→ **Aim of the task**: Where a line in the listing below contains the word "real", copy that line.

→ **Information shown**:
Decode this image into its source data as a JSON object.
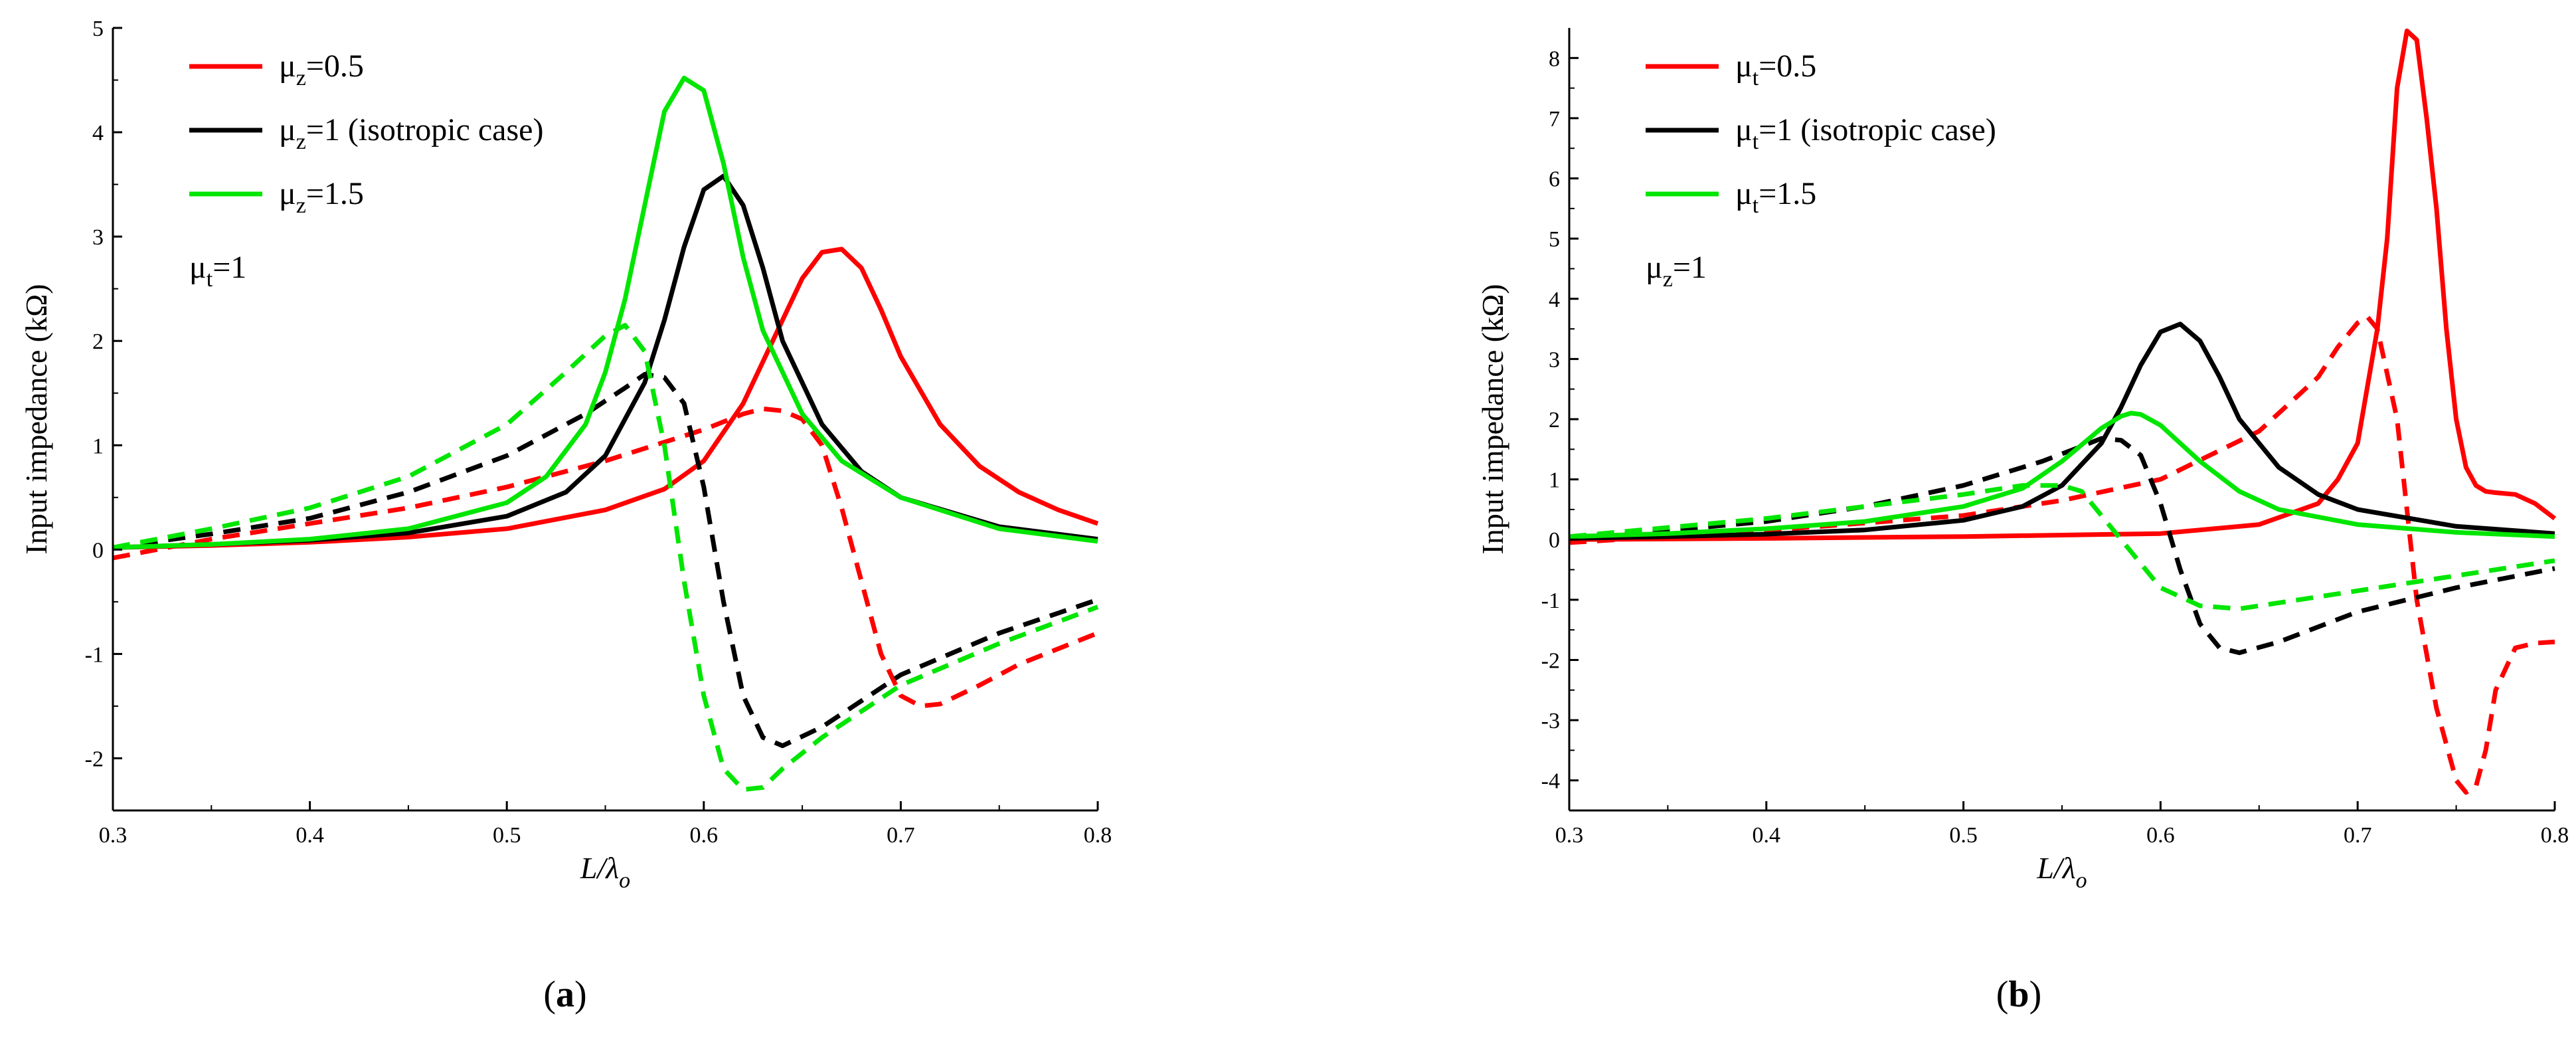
{
  "chart_data": [
    {
      "type": "line",
      "panel_label": "a",
      "xlabel_base": "L/λ",
      "xlabel_sub": "o",
      "ylabel": "Input impedance (kΩ)",
      "xlim": [
        0.3,
        0.8
      ],
      "ylim": [
        -2.5,
        5
      ],
      "xticks": [
        0.3,
        0.4,
        0.5,
        0.6,
        0.7,
        0.8
      ],
      "xtick_labels": [
        "0.3",
        "0.4",
        "0.5",
        "0.6",
        "0.7",
        "0.8"
      ],
      "yticks": [
        -2,
        -1,
        0,
        1,
        2,
        3,
        4,
        5
      ],
      "ytick_labels": [
        "-2",
        "-1",
        "0",
        "1",
        "2",
        "3",
        "4",
        "5"
      ],
      "legend": [
        {
          "base": "μ",
          "sub": "z",
          "rest": "=0.5",
          "color": "#ff0000"
        },
        {
          "base": "μ",
          "sub": "z",
          "rest": "=1 (isotropic case)",
          "color": "#000000"
        },
        {
          "base": "μ",
          "sub": "z",
          "rest": "=1.5",
          "color": "#00e600"
        }
      ],
      "annotation": {
        "base": "μ",
        "sub": "t",
        "rest": "=1"
      },
      "series": [
        {
          "name": "μz=0.5 real",
          "color": "#ff0000",
          "dash": false,
          "x": [
            0.3,
            0.35,
            0.4,
            0.45,
            0.5,
            0.55,
            0.58,
            0.6,
            0.62,
            0.64,
            0.65,
            0.66,
            0.67,
            0.68,
            0.69,
            0.7,
            0.72,
            0.74,
            0.76,
            0.78,
            0.8
          ],
          "y": [
            0.02,
            0.04,
            0.07,
            0.12,
            0.2,
            0.38,
            0.58,
            0.85,
            1.4,
            2.2,
            2.6,
            2.85,
            2.88,
            2.7,
            2.3,
            1.85,
            1.2,
            0.8,
            0.55,
            0.38,
            0.25
          ]
        },
        {
          "name": "μz=0.5 imag",
          "color": "#ff0000",
          "dash": true,
          "x": [
            0.3,
            0.35,
            0.4,
            0.45,
            0.5,
            0.55,
            0.6,
            0.62,
            0.63,
            0.64,
            0.65,
            0.66,
            0.67,
            0.68,
            0.69,
            0.7,
            0.71,
            0.72,
            0.74,
            0.76,
            0.78,
            0.8
          ],
          "y": [
            -0.08,
            0.1,
            0.25,
            0.4,
            0.6,
            0.85,
            1.15,
            1.3,
            1.35,
            1.33,
            1.25,
            1.0,
            0.4,
            -0.3,
            -1.0,
            -1.4,
            -1.5,
            -1.48,
            -1.3,
            -1.1,
            -0.95,
            -0.8
          ]
        },
        {
          "name": "μz=1 real",
          "color": "#000000",
          "dash": false,
          "x": [
            0.3,
            0.35,
            0.4,
            0.45,
            0.5,
            0.53,
            0.55,
            0.57,
            0.58,
            0.59,
            0.6,
            0.61,
            0.62,
            0.63,
            0.64,
            0.66,
            0.68,
            0.7,
            0.75,
            0.8
          ],
          "y": [
            0.02,
            0.05,
            0.09,
            0.16,
            0.32,
            0.55,
            0.9,
            1.6,
            2.2,
            2.9,
            3.45,
            3.58,
            3.3,
            2.7,
            2.0,
            1.2,
            0.75,
            0.5,
            0.22,
            0.1
          ]
        },
        {
          "name": "μz=1 imag",
          "color": "#000000",
          "dash": true,
          "x": [
            0.3,
            0.35,
            0.4,
            0.45,
            0.5,
            0.54,
            0.56,
            0.57,
            0.58,
            0.59,
            0.6,
            0.61,
            0.62,
            0.63,
            0.64,
            0.66,
            0.68,
            0.7,
            0.75,
            0.8
          ],
          "y": [
            0.02,
            0.15,
            0.3,
            0.55,
            0.9,
            1.3,
            1.55,
            1.68,
            1.65,
            1.4,
            0.6,
            -0.5,
            -1.4,
            -1.8,
            -1.88,
            -1.7,
            -1.45,
            -1.2,
            -0.8,
            -0.48
          ]
        },
        {
          "name": "μz=1.5 real",
          "color": "#00e600",
          "dash": false,
          "x": [
            0.3,
            0.35,
            0.4,
            0.45,
            0.5,
            0.52,
            0.54,
            0.55,
            0.56,
            0.57,
            0.58,
            0.59,
            0.6,
            0.61,
            0.62,
            0.63,
            0.65,
            0.67,
            0.7,
            0.75,
            0.8
          ],
          "y": [
            0.02,
            0.05,
            0.1,
            0.2,
            0.45,
            0.7,
            1.2,
            1.7,
            2.4,
            3.3,
            4.2,
            4.52,
            4.4,
            3.7,
            2.8,
            2.1,
            1.3,
            0.85,
            0.5,
            0.2,
            0.08
          ]
        },
        {
          "name": "μz=1.5 imag",
          "color": "#00e600",
          "dash": true,
          "x": [
            0.3,
            0.35,
            0.4,
            0.45,
            0.5,
            0.53,
            0.55,
            0.56,
            0.57,
            0.58,
            0.59,
            0.6,
            0.61,
            0.62,
            0.63,
            0.64,
            0.66,
            0.7,
            0.75,
            0.8
          ],
          "y": [
            0.02,
            0.2,
            0.4,
            0.7,
            1.2,
            1.7,
            2.05,
            2.15,
            1.9,
            1.0,
            -0.3,
            -1.4,
            -2.1,
            -2.3,
            -2.28,
            -2.1,
            -1.8,
            -1.3,
            -0.9,
            -0.55
          ]
        }
      ]
    },
    {
      "type": "line",
      "panel_label": "b",
      "xlabel_base": "L/λ",
      "xlabel_sub": "o",
      "ylabel": "Input impedance (kΩ)",
      "xlim": [
        0.3,
        0.8
      ],
      "ylim": [
        -4.5,
        8.5
      ],
      "xticks": [
        0.3,
        0.4,
        0.5,
        0.6,
        0.7,
        0.8
      ],
      "xtick_labels": [
        "0.3",
        "0.4",
        "0.5",
        "0.6",
        "0.7",
        "0.8"
      ],
      "yticks": [
        -4,
        -3,
        -2,
        -1,
        0,
        1,
        2,
        3,
        4,
        5,
        6,
        7,
        8
      ],
      "ytick_labels": [
        "-4",
        "-3",
        "-2",
        "-1",
        "0",
        "1",
        "2",
        "3",
        "4",
        "5",
        "6",
        "7",
        "8"
      ],
      "legend": [
        {
          "base": "μ",
          "sub": "t",
          "rest": "=0.5",
          "color": "#ff0000"
        },
        {
          "base": "μ",
          "sub": "t",
          "rest": "=1 (isotropic case)",
          "color": "#000000"
        },
        {
          "base": "μ",
          "sub": "t",
          "rest": "=1.5",
          "color": "#00e600"
        }
      ],
      "annotation": {
        "base": "μ",
        "sub": "z",
        "rest": "=1"
      },
      "series": [
        {
          "name": "μt=0.5 real",
          "color": "#ff0000",
          "dash": false,
          "x": [
            0.3,
            0.4,
            0.5,
            0.6,
            0.65,
            0.68,
            0.69,
            0.7,
            0.71,
            0.715,
            0.72,
            0.725,
            0.73,
            0.735,
            0.74,
            0.745,
            0.75,
            0.755,
            0.76,
            0.765,
            0.77,
            0.78,
            0.79,
            0.8
          ],
          "y": [
            0.0,
            0.02,
            0.05,
            0.1,
            0.25,
            0.6,
            1.0,
            1.6,
            3.5,
            5.0,
            7.5,
            8.45,
            8.3,
            7.0,
            5.5,
            3.5,
            2.0,
            1.2,
            0.9,
            0.8,
            0.78,
            0.75,
            0.6,
            0.35
          ]
        },
        {
          "name": "μt=0.5 imag",
          "color": "#ff0000",
          "dash": true,
          "x": [
            0.3,
            0.4,
            0.5,
            0.55,
            0.6,
            0.65,
            0.68,
            0.69,
            0.7,
            0.705,
            0.71,
            0.72,
            0.725,
            0.73,
            0.74,
            0.75,
            0.755,
            0.76,
            0.765,
            0.77,
            0.78,
            0.79,
            0.8
          ],
          "y": [
            -0.05,
            0.15,
            0.4,
            0.65,
            1.0,
            1.8,
            2.7,
            3.2,
            3.6,
            3.7,
            3.5,
            2.0,
            0.5,
            -1.0,
            -2.8,
            -4.0,
            -4.2,
            -4.1,
            -3.5,
            -2.5,
            -1.8,
            -1.72,
            -1.7
          ]
        },
        {
          "name": "μt=1 real",
          "color": "#000000",
          "dash": false,
          "x": [
            0.3,
            0.35,
            0.4,
            0.45,
            0.5,
            0.53,
            0.55,
            0.57,
            0.58,
            0.59,
            0.6,
            0.61,
            0.62,
            0.63,
            0.64,
            0.66,
            0.68,
            0.7,
            0.75,
            0.8
          ],
          "y": [
            0.02,
            0.05,
            0.09,
            0.16,
            0.32,
            0.55,
            0.9,
            1.6,
            2.2,
            2.9,
            3.45,
            3.58,
            3.3,
            2.7,
            2.0,
            1.2,
            0.75,
            0.5,
            0.22,
            0.1
          ]
        },
        {
          "name": "μt=1 imag",
          "color": "#000000",
          "dash": true,
          "x": [
            0.3,
            0.35,
            0.4,
            0.45,
            0.5,
            0.54,
            0.56,
            0.57,
            0.58,
            0.59,
            0.6,
            0.61,
            0.62,
            0.63,
            0.64,
            0.66,
            0.68,
            0.7,
            0.75,
            0.8
          ],
          "y": [
            0.02,
            0.15,
            0.3,
            0.55,
            0.9,
            1.3,
            1.55,
            1.68,
            1.65,
            1.4,
            0.6,
            -0.5,
            -1.4,
            -1.8,
            -1.88,
            -1.7,
            -1.45,
            -1.2,
            -0.8,
            -0.48
          ]
        },
        {
          "name": "μt=1.5 real",
          "color": "#00e600",
          "dash": false,
          "x": [
            0.3,
            0.35,
            0.4,
            0.45,
            0.5,
            0.53,
            0.55,
            0.57,
            0.58,
            0.585,
            0.59,
            0.6,
            0.62,
            0.64,
            0.66,
            0.7,
            0.75,
            0.8
          ],
          "y": [
            0.05,
            0.1,
            0.18,
            0.3,
            0.55,
            0.85,
            1.3,
            1.85,
            2.05,
            2.1,
            2.08,
            1.9,
            1.3,
            0.8,
            0.5,
            0.25,
            0.12,
            0.05
          ]
        },
        {
          "name": "μt=1.5 imag",
          "color": "#00e600",
          "dash": true,
          "x": [
            0.3,
            0.35,
            0.4,
            0.45,
            0.5,
            0.53,
            0.55,
            0.56,
            0.57,
            0.58,
            0.59,
            0.6,
            0.62,
            0.64,
            0.66,
            0.7,
            0.75,
            0.8
          ],
          "y": [
            0.05,
            0.2,
            0.35,
            0.55,
            0.75,
            0.9,
            0.9,
            0.8,
            0.4,
            0.0,
            -0.4,
            -0.8,
            -1.1,
            -1.15,
            -1.05,
            -0.85,
            -0.6,
            -0.35
          ]
        }
      ]
    }
  ]
}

→ **The reply**:
          "name": "μz=0.5 real",
          "name": "μz=1 real",
          "name": "μz=1.5 real",
          "name": "μt=0.5 real",
          "name": "μt=1 real",
          "name": "μt=1.5 real",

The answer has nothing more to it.